* **Dataset excerpts**
● ● ● ●

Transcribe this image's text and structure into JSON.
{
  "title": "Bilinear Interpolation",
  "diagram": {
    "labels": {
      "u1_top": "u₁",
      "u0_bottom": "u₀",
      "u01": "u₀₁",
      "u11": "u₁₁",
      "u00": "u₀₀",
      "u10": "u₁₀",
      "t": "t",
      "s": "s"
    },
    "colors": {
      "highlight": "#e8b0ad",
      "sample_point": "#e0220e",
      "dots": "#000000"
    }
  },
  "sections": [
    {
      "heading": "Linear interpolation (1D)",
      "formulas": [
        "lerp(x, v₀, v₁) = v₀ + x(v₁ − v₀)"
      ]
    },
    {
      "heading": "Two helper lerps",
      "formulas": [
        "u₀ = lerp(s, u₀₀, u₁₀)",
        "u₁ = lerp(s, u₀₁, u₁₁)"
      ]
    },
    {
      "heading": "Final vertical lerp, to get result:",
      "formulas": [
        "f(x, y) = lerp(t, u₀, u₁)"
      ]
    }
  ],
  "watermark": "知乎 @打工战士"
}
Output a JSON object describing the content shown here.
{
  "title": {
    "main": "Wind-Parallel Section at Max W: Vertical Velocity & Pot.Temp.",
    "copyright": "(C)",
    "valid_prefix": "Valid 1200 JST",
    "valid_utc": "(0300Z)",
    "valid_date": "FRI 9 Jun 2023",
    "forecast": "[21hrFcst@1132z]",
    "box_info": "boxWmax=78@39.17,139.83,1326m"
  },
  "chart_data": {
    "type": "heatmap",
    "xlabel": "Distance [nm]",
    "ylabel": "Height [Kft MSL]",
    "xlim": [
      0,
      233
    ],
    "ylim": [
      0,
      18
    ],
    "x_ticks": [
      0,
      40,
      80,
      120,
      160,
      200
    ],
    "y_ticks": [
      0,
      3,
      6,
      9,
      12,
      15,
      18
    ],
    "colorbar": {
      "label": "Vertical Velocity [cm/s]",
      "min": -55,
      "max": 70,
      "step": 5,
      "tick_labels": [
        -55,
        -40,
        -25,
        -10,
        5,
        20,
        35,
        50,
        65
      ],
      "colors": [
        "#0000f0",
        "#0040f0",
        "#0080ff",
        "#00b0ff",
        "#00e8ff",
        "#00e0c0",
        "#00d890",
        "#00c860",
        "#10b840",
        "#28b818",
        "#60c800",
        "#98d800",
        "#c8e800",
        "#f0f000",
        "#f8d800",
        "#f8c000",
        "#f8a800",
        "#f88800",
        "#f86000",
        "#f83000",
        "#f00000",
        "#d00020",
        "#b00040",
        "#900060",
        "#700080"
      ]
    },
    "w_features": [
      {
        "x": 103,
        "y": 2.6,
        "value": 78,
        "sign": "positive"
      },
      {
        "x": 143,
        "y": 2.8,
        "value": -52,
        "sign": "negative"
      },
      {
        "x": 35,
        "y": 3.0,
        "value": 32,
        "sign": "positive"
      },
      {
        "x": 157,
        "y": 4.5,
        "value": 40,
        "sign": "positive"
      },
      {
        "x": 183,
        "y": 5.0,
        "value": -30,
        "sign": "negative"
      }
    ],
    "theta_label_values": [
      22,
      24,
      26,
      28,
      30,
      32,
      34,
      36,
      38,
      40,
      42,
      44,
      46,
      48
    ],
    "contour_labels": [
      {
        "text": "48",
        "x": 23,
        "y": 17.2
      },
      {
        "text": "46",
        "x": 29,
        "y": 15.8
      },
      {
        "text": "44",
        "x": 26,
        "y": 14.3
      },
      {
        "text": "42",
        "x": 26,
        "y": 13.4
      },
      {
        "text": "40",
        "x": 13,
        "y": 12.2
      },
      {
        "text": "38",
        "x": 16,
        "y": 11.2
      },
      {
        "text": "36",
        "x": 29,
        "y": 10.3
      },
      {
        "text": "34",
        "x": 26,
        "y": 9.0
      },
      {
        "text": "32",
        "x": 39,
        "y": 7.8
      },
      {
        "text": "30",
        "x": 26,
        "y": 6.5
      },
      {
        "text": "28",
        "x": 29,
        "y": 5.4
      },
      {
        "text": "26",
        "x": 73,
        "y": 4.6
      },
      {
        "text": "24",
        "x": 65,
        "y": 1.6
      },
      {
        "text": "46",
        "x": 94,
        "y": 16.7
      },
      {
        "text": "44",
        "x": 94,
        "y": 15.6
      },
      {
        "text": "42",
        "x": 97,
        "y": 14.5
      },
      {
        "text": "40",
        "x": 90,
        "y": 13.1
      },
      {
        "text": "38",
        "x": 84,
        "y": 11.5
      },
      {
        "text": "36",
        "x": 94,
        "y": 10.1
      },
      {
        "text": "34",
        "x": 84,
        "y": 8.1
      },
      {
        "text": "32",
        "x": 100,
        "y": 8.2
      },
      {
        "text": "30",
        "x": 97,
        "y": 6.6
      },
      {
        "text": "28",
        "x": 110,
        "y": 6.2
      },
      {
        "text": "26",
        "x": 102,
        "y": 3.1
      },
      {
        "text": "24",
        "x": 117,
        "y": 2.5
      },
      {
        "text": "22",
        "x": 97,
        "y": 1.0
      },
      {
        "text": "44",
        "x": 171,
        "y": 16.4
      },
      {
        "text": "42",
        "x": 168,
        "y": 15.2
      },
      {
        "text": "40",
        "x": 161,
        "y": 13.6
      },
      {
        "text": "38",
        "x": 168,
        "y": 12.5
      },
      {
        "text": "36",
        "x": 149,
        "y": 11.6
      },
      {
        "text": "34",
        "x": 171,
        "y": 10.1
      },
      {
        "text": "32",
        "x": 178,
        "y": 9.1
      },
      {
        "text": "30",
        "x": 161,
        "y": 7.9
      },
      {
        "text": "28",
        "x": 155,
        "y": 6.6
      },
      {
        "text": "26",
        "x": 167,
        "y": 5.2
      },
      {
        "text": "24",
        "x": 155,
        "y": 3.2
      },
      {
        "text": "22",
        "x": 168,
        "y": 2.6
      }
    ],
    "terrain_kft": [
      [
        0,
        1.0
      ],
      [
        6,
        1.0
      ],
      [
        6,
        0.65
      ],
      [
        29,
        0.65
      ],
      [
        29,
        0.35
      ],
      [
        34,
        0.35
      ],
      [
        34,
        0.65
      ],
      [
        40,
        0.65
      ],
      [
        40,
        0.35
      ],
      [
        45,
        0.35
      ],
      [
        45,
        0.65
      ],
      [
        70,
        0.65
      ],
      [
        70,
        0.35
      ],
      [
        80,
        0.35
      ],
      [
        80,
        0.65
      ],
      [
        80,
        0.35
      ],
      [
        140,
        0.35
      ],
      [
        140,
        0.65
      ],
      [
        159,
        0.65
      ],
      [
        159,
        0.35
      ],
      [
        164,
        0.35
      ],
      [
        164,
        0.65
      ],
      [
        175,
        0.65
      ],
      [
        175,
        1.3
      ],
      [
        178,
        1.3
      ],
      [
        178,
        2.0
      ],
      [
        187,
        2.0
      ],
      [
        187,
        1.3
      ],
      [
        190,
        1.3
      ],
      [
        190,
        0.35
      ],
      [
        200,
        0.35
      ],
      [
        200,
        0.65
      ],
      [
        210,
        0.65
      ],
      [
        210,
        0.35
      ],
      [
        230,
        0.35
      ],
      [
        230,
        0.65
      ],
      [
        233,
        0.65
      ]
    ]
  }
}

● ● ● ●

* **Set task**
Print every record exactly as it was given.

* **Solution for this exercise**
Transcribe this image's text and structure into JSON.
{
  "title": "Bilinear Interpolation",
  "diagram": {
    "labels": {
      "u1_top": "u₁",
      "u0_bottom": "u₀",
      "u01": "u₀₁",
      "u11": "u₁₁",
      "u00": "u₀₀",
      "u10": "u₁₀",
      "t": "t",
      "s": "s"
    },
    "colors": {
      "highlight": "#e8b0ad",
      "sample_point": "#e0220e",
      "dots": "#000000"
    }
  },
  "sections": [
    {
      "heading": "Linear interpolation (1D)",
      "formulas": [
        "lerp(x, v₀, v₁) = v₀ + x(v₁ − v₀)"
      ]
    },
    {
      "heading": "Two helper lerps",
      "formulas": [
        "u₀ = lerp(s, u₀₀, u₁₀)",
        "u₁ = lerp(s, u₀₁, u₁₁)"
      ]
    },
    {
      "heading": "Final vertical lerp, to get result:",
      "formulas": [
        "f(x, y) = lerp(t, u₀, u₁)"
      ]
    }
  ],
  "watermark": "知乎 @打工战士"
}
Output a JSON object describing the content shown here.
{
  "title": {
    "main": "Wind-Parallel Section at Max W: Vertical Velocity & Pot.Temp.",
    "copyright": "(C)",
    "valid_prefix": "Valid 1200 JST",
    "valid_utc": "(0300Z)",
    "valid_date": "FRI 9 Jun 2023",
    "forecast": "[21hrFcst@1132z]",
    "box_info": "boxWmax=78@39.17,139.83,1326m"
  },
  "chart_data": {
    "type": "heatmap",
    "xlabel": "Distance [nm]",
    "ylabel": "Height [Kft MSL]",
    "xlim": [
      0,
      233
    ],
    "ylim": [
      0,
      18
    ],
    "x_ticks": [
      0,
      40,
      80,
      120,
      160,
      200
    ],
    "y_ticks": [
      0,
      3,
      6,
      9,
      12,
      15,
      18
    ],
    "colorbar": {
      "label": "Vertical Velocity [cm/s]",
      "min": -55,
      "max": 70,
      "step": 5,
      "tick_labels": [
        -55,
        -40,
        -25,
        -10,
        5,
        20,
        35,
        50,
        65
      ],
      "colors": [
        "#0000f0",
        "#0040f0",
        "#0080ff",
        "#00b0ff",
        "#00e8ff",
        "#00e0c0",
        "#00d890",
        "#00c860",
        "#10b840",
        "#28b818",
        "#60c800",
        "#98d800",
        "#c8e800",
        "#f0f000",
        "#f8d800",
        "#f8c000",
        "#f8a800",
        "#f88800",
        "#f86000",
        "#f83000",
        "#f00000",
        "#d00020",
        "#b00040",
        "#900060",
        "#700080"
      ]
    },
    "w_features": [
      {
        "x": 103,
        "y": 2.6,
        "value": 78,
        "sign": "positive"
      },
      {
        "x": 143,
        "y": 2.8,
        "value": -52,
        "sign": "negative"
      },
      {
        "x": 35,
        "y": 3.0,
        "value": 32,
        "sign": "positive"
      },
      {
        "x": 157,
        "y": 4.5,
        "value": 40,
        "sign": "positive"
      },
      {
        "x": 183,
        "y": 5.0,
        "value": -30,
        "sign": "negative"
      }
    ],
    "theta_label_values": [
      22,
      24,
      26,
      28,
      30,
      32,
      34,
      36,
      38,
      40,
      42,
      44,
      46,
      48
    ],
    "contour_labels": [
      {
        "text": "48",
        "x": 23,
        "y": 17.2
      },
      {
        "text": "46",
        "x": 29,
        "y": 15.8
      },
      {
        "text": "44",
        "x": 26,
        "y": 14.3
      },
      {
        "text": "42",
        "x": 26,
        "y": 13.4
      },
      {
        "text": "40",
        "x": 13,
        "y": 12.2
      },
      {
        "text": "38",
        "x": 16,
        "y": 11.2
      },
      {
        "text": "36",
        "x": 29,
        "y": 10.3
      },
      {
        "text": "34",
        "x": 26,
        "y": 9.0
      },
      {
        "text": "32",
        "x": 39,
        "y": 7.8
      },
      {
        "text": "30",
        "x": 26,
        "y": 6.5
      },
      {
        "text": "28",
        "x": 29,
        "y": 5.4
      },
      {
        "text": "26",
        "x": 73,
        "y": 4.6
      },
      {
        "text": "24",
        "x": 65,
        "y": 1.6
      },
      {
        "text": "46",
        "x": 94,
        "y": 16.7
      },
      {
        "text": "44",
        "x": 94,
        "y": 15.6
      },
      {
        "text": "42",
        "x": 97,
        "y": 14.5
      },
      {
        "text": "40",
        "x": 90,
        "y": 13.1
      },
      {
        "text": "38",
        "x": 84,
        "y": 11.5
      },
      {
        "text": "36",
        "x": 94,
        "y": 10.1
      },
      {
        "text": "34",
        "x": 84,
        "y": 8.1
      },
      {
        "text": "32",
        "x": 100,
        "y": 8.2
      },
      {
        "text": "30",
        "x": 97,
        "y": 6.6
      },
      {
        "text": "28",
        "x": 110,
        "y": 6.2
      },
      {
        "text": "26",
        "x": 102,
        "y": 3.1
      },
      {
        "text": "24",
        "x": 117,
        "y": 2.5
      },
      {
        "text": "22",
        "x": 97,
        "y": 1.0
      },
      {
        "text": "44",
        "x": 171,
        "y": 16.4
      },
      {
        "text": "42",
        "x": 168,
        "y": 15.2
      },
      {
        "text": "40",
        "x": 161,
        "y": 13.6
      },
      {
        "text": "38",
        "x": 168,
        "y": 12.5
      },
      {
        "text": "36",
        "x": 149,
        "y": 11.6
      },
      {
        "text": "34",
        "x": 171,
        "y": 10.1
      },
      {
        "text": "32",
        "x": 178,
        "y": 9.1
      },
      {
        "text": "30",
        "x": 161,
        "y": 7.9
      },
      {
        "text": "28",
        "x": 155,
        "y": 6.6
      },
      {
        "text": "26",
        "x": 167,
        "y": 5.2
      },
      {
        "text": "24",
        "x": 155,
        "y": 3.2
      },
      {
        "text": "22",
        "x": 168,
        "y": 2.6
      }
    ],
    "terrain_kft": [
      [
        0,
        1.0
      ],
      [
        6,
        1.0
      ],
      [
        6,
        0.65
      ],
      [
        29,
        0.65
      ],
      [
        29,
        0.35
      ],
      [
        34,
        0.35
      ],
      [
        34,
        0.65
      ],
      [
        40,
        0.65
      ],
      [
        40,
        0.35
      ],
      [
        45,
        0.35
      ],
      [
        45,
        0.65
      ],
      [
        70,
        0.65
      ],
      [
        70,
        0.35
      ],
      [
        80,
        0.35
      ],
      [
        80,
        0.65
      ],
      [
        80,
        0.35
      ],
      [
        140,
        0.35
      ],
      [
        140,
        0.65
      ],
      [
        159,
        0.65
      ],
      [
        159,
        0.35
      ],
      [
        164,
        0.35
      ],
      [
        164,
        0.65
      ],
      [
        175,
        0.65
      ],
      [
        175,
        1.3
      ],
      [
        178,
        1.3
      ],
      [
        178,
        2.0
      ],
      [
        187,
        2.0
      ],
      [
        187,
        1.3
      ],
      [
        190,
        1.3
      ],
      [
        190,
        0.35
      ],
      [
        200,
        0.35
      ],
      [
        200,
        0.65
      ],
      [
        210,
        0.65
      ],
      [
        210,
        0.35
      ],
      [
        230,
        0.35
      ],
      [
        230,
        0.65
      ],
      [
        233,
        0.65
      ]
    ]
  }
}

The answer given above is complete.